**Challenge**
Reproduce the entries below in full, word for word.

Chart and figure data

__________________________________________________

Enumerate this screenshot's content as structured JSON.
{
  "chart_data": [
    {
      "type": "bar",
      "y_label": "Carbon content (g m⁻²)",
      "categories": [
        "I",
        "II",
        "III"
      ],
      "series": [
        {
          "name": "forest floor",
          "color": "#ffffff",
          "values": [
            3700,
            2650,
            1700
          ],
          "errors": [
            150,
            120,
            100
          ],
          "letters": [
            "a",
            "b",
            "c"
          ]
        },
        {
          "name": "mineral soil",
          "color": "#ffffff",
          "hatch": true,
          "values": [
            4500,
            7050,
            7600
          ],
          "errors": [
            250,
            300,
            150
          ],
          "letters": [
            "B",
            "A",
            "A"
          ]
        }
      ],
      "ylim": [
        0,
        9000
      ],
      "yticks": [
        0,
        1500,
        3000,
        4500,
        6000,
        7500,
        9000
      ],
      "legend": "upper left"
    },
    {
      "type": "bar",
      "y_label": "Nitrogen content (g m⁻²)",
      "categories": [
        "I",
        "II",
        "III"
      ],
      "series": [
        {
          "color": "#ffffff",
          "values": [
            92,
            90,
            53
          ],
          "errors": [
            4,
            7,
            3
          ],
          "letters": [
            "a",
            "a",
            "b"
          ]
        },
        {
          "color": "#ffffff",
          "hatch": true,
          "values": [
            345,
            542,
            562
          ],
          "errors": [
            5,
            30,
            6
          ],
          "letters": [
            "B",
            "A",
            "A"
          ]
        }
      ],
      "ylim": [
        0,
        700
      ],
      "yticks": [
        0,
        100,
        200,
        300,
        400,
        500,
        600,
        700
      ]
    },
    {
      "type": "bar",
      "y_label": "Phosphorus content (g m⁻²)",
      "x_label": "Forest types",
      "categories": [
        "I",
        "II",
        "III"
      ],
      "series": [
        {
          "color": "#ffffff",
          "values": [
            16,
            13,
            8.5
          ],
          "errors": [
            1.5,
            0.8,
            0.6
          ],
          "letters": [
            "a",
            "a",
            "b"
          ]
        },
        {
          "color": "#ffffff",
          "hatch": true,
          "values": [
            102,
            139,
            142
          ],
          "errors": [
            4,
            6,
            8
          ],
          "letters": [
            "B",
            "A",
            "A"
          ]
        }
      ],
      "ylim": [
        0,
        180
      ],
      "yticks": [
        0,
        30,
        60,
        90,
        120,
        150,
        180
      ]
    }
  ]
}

__________________________________________________

**Solution to the exercise**
Enumerate this screenshot's content as structured JSON.
{
  "chart_data": [
    {
      "type": "bar",
      "y_label": "Carbon content (g m⁻²)",
      "categories": [
        "I",
        "II",
        "III"
      ],
      "series": [
        {
          "name": "forest floor",
          "color": "#ffffff",
          "values": [
            3700,
            2650,
            1700
          ],
          "errors": [
            150,
            120,
            100
          ],
          "letters": [
            "a",
            "b",
            "c"
          ]
        },
        {
          "name": "mineral soil",
          "color": "#ffffff",
          "hatch": true,
          "values": [
            4500,
            7050,
            7600
          ],
          "errors": [
            250,
            300,
            150
          ],
          "letters": [
            "B",
            "A",
            "A"
          ]
        }
      ],
      "ylim": [
        0,
        9000
      ],
      "yticks": [
        0,
        1500,
        3000,
        4500,
        6000,
        7500,
        9000
      ],
      "legend": "upper left"
    },
    {
      "type": "bar",
      "y_label": "Nitrogen content (g m⁻²)",
      "categories": [
        "I",
        "II",
        "III"
      ],
      "series": [
        {
          "color": "#ffffff",
          "values": [
            92,
            90,
            53
          ],
          "errors": [
            4,
            7,
            3
          ],
          "letters": [
            "a",
            "a",
            "b"
          ]
        },
        {
          "color": "#ffffff",
          "hatch": true,
          "values": [
            345,
            542,
            562
          ],
          "errors": [
            5,
            30,
            6
          ],
          "letters": [
            "B",
            "A",
            "A"
          ]
        }
      ],
      "ylim": [
        0,
        700
      ],
      "yticks": [
        0,
        100,
        200,
        300,
        400,
        500,
        600,
        700
      ]
    },
    {
      "type": "bar",
      "y_label": "Phosphorus content (g m⁻²)",
      "x_label": "Forest types",
      "categories": [
        "I",
        "II",
        "III"
      ],
      "series": [
        {
          "color": "#ffffff",
          "values": [
            16,
            13,
            8.5
          ],
          "errors": [
            1.5,
            0.8,
            0.6
          ],
          "letters": [
            "a",
            "a",
            "b"
          ]
        },
        {
          "color": "#ffffff",
          "hatch": true,
          "values": [
            102,
            139,
            142
          ],
          "errors": [
            4,
            6,
            8
          ],
          "letters": [
            "B",
            "A",
            "A"
          ]
        }
      ],
      "ylim": [
        0,
        180
      ],
      "yticks": [
        0,
        30,
        60,
        90,
        120,
        150,
        180
      ]
    }
  ]
}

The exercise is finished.